▶ [Directive]: Find and return each line containing "Evolution".

▶ [Data records]:

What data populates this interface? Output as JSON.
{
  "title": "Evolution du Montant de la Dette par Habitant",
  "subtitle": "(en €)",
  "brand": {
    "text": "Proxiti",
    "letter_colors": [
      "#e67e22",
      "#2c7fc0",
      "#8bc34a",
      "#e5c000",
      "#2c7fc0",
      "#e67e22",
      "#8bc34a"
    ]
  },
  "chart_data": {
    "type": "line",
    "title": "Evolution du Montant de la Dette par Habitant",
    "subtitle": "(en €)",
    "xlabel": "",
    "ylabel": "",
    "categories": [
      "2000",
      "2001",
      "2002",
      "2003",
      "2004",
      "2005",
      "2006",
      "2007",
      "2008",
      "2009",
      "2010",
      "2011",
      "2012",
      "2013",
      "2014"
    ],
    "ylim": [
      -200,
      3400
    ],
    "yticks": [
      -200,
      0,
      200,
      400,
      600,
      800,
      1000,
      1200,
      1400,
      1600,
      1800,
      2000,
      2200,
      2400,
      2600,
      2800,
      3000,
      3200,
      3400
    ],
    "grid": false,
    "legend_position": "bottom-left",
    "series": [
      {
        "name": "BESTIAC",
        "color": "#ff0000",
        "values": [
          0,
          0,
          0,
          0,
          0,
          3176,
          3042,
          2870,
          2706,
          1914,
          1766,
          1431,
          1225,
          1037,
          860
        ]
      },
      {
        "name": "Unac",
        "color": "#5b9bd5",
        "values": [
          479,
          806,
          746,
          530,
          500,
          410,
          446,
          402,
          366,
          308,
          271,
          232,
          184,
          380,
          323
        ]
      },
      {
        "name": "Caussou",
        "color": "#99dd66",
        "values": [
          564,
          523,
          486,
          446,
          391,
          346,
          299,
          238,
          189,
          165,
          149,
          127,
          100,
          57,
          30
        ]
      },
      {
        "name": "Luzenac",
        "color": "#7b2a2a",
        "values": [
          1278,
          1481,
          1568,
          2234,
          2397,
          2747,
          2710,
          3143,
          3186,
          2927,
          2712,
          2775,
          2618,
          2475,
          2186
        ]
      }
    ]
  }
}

▶ [Exercise answer]:
  "title": "Evolution du Montant de la Dette par Habitant",
    "title": "Evolution du Montant de la Dette par Habitant",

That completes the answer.